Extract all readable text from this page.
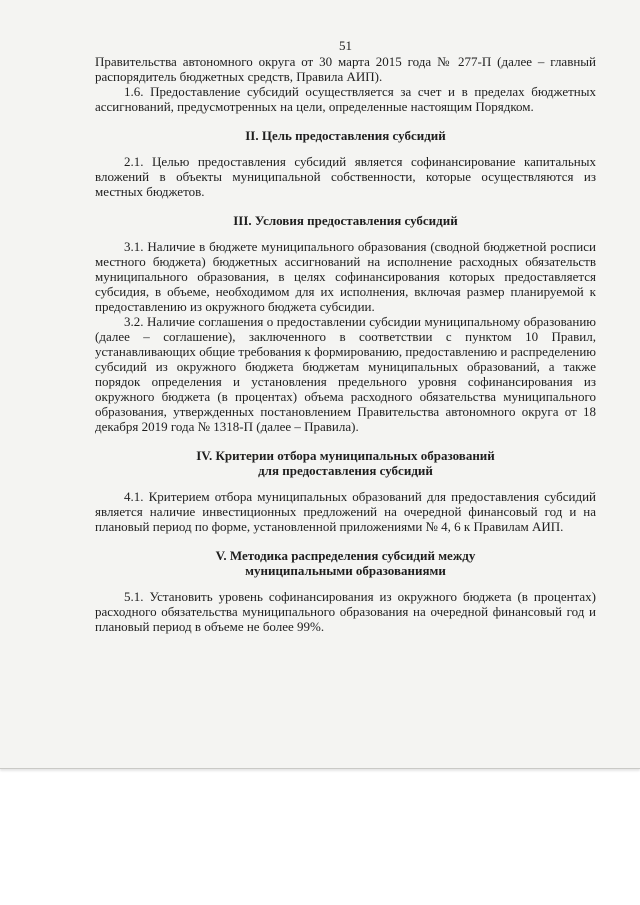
51

Правительства автономного округа от 30 марта 2015 года № 277-П (далее – главный распорядитель бюджетных средств, Правила АИП).

1.6. Предоставление субсидий осуществляется за счет и в пределах бюджетных ассигнований, предусмотренных на цели, определенные настоящим Порядком.

II. Цель предоставления субсидий

2.1. Целью предоставления субсидий является софинансирование капитальных вложений в объекты муниципальной собственности, которые осуществляются из местных бюджетов.

III. Условия предоставления субсидий

3.1. Наличие в бюджете муниципального образования (сводной бюджетной росписи местного бюджета) бюджетных ассигнований на исполнение расходных обязательств муниципального образования, в целях софинансирования которых предоставляется субсидия, в объеме, необходимом для их исполнения, включая размер планируемой к предоставлению из окружного бюджета субсидии.

3.2. Наличие соглашения о предоставлении субсидии муниципальному образованию (далее – соглашение), заключенного в соответствии с пунктом 10 Правил, устанавливающих общие требования к формированию, предоставлению и распределению субсидий из окружного бюджета бюджетам муниципальных образований, а также порядок определения и установления предельного уровня софинансирования из окружного бюджета (в процентах) объема расходного обязательства муниципального образования, утвержденных постановлением Правительства автономного округа от 18 декабря 2019 года № 1318-П (далее – Правила).

IV. Критерии отбора муниципальных образований
для предоставления субсидий

4.1. Критерием отбора муниципальных образований для предоставления субсидий является наличие инвестиционных предложений на очередной финансовый год и на плановый период по форме, установленной приложениями № 4, 6 к Правилам АИП.

V. Методика распределения субсидий между
муниципальными образованиями

5.1. Установить уровень софинансирования из окружного бюджета (в процентах) расходного обязательства муниципального образования на очередной финансовый год и плановый период в объеме не более 99%.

• [Given problem]
Among the entries, how many lines include the word "отбора"? Answer with a single number and nothing further.

• [Task result]
2